### TEXTO DA PÁGINA
As duas últimas atuações do Paraná Clube não agradaram ninguém. Em Arapongas, empate sem gols contra o time da casa, que até chegou a ser considerado positivo pelo grupo, já que encontrou um gramado ruim e uma forte marcação do adversário. Entretanto, a igualdade em 1×1 com o Rio Branco, em casa, fez a pressão voltar e a responsabilidade de vencer o Londrina, no Estádio do Café, no sábado, aumentar.

Sexto colocado, com 11 pontos, o Tricolor está a três do Coritiba, que lidera o Campeonato Paranaense. Entretanto, a equipe paranista tem a mesma pontuação do Operário – primeiro time que está na zona que disputaria o Torneio da Morte. Para reverter a situação, terá duas partidas fora de casa, contra Londrina e Toledo. Nas três vezes em que saiu de casa no campeonato, conquistou uma vitória, um empate, e foi derrotado pelo Coxa. Porém, o aproveitamento de 44,44% é praticamente o mesmo de quando jogou cinco vezes na Vila Capanema (46,66%).

### ENTRADAS FORNECIDAS
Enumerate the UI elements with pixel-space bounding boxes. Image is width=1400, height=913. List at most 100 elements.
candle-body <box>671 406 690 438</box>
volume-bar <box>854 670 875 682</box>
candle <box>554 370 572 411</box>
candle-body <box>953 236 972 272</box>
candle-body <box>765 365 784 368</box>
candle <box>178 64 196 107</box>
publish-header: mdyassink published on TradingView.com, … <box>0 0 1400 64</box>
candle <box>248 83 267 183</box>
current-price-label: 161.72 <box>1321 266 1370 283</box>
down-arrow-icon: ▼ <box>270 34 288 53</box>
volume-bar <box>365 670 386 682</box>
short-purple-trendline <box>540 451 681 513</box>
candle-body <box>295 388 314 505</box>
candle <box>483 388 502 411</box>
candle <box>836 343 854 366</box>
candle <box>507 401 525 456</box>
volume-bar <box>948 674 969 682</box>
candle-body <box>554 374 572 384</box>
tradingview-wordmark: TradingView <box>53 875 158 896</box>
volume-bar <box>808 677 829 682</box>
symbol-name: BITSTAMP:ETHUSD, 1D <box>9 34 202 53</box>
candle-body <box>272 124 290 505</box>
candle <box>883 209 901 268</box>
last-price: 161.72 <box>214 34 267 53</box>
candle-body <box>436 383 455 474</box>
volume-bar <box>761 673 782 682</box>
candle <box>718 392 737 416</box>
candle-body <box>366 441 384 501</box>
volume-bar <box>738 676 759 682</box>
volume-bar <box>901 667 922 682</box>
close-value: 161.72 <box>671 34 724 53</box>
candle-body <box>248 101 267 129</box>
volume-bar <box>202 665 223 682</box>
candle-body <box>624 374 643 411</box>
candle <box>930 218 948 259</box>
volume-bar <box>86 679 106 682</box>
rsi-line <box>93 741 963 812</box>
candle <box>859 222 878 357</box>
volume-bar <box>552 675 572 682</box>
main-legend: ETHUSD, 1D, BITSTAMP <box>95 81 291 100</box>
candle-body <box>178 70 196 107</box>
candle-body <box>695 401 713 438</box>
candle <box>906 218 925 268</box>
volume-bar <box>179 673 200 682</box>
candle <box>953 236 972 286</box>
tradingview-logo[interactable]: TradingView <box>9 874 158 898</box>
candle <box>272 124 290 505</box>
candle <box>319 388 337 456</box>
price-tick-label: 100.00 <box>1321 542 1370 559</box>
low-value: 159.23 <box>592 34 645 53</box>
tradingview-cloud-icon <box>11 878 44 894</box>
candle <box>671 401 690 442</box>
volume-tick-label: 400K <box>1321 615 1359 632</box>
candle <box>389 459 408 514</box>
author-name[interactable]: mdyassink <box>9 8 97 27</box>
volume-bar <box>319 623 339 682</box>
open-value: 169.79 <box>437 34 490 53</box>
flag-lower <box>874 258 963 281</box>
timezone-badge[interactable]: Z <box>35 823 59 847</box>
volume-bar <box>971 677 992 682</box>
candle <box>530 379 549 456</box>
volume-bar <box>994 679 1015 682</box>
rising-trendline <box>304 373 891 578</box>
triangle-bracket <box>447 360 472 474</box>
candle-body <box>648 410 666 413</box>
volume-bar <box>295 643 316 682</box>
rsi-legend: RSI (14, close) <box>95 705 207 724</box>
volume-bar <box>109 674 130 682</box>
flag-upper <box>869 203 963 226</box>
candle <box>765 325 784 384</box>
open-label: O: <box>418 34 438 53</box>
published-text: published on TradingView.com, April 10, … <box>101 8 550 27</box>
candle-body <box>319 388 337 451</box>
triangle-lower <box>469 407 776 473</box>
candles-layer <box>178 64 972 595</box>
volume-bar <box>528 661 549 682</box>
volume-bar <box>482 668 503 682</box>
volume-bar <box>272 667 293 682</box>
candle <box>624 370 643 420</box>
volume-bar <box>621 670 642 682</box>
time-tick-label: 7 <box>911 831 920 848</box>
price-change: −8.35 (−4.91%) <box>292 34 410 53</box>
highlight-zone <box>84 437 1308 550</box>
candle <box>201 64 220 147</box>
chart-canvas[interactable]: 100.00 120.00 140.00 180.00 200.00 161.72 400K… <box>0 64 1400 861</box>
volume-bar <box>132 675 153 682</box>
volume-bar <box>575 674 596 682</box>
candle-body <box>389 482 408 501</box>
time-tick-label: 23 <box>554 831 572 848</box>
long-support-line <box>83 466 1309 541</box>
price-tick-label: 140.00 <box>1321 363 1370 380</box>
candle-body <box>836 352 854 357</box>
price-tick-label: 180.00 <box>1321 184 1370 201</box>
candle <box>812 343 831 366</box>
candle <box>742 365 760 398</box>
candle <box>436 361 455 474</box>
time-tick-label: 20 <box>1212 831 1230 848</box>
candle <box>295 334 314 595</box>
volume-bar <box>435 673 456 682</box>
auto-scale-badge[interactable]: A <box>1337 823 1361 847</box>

### TAREFA A REALIZAR
Reescreva em forma de lista o parágrafo do texto da página que começa com "Sexto colocado, com 11 pontos", mantendo seus fatos principais.

### RESULTADO DO EXERCÍCIO
- O Tricolor é o sexto colocado, com 11 pontos, três atrás do Coritiba, líder do Campeonato Paranaense.
- Tem a mesma pontuação do Operário, primeiro time na zona que disputaria o Torneio da Morte.
- Para reverter a situação, terá duas partidas fora de casa, contra Londrina e Toledo.
- Nas três vezes em que saiu de casa no campeonato, venceu uma, empatou uma e perdeu para o Coxa.
- O aproveitamento fora de casa (44,44%) é praticamente o mesmo dos cinco jogos na Vila Capanema (46,66%).